### SET PROBLEM
Identify and pull out each line of the entries in which "nhất" occurs.

### RECORDS
>> begin

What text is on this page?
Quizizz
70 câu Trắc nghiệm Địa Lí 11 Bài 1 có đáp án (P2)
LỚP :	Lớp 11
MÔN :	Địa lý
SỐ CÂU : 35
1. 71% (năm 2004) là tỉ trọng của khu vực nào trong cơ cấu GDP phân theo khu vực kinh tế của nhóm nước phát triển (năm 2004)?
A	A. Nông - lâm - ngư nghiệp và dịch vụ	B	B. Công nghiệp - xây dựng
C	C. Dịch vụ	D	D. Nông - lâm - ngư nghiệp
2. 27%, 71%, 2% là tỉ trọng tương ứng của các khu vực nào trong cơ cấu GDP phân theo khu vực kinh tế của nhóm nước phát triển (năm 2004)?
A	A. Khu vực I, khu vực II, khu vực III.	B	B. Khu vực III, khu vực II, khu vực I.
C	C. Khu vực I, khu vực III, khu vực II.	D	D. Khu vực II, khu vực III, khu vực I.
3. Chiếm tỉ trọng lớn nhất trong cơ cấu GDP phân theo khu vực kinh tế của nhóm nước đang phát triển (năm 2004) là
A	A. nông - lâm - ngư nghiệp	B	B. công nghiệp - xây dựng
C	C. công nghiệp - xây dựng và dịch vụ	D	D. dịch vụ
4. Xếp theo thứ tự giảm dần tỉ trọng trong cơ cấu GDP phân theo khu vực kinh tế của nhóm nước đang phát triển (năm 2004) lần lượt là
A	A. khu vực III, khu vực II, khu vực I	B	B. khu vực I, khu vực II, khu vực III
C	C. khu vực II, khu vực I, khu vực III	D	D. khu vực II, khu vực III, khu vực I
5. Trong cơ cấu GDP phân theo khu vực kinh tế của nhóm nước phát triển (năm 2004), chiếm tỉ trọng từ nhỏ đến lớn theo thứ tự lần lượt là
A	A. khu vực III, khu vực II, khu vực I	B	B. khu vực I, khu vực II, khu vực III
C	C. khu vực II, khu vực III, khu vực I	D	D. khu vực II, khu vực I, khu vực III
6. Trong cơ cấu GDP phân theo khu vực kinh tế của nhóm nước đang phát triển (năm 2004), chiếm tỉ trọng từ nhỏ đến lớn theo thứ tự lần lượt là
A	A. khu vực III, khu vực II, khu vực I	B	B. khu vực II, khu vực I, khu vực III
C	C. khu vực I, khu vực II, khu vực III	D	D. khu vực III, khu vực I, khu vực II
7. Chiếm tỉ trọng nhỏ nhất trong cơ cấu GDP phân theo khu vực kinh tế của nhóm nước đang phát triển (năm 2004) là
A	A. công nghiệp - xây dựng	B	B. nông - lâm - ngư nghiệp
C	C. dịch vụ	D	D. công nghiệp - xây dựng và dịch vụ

>> end

### TASK ANSWER
3. Chiếm tỉ trọng lớn nhất trong cơ cấu GDP phân theo khu vực kinh tế của nhóm nước đang phát triển (năm 2004) là
7. Chiếm tỉ trọng nhỏ nhất trong cơ cấu GDP phân theo khu vực kinh tế của nhóm nước đang phát triển (năm 2004) là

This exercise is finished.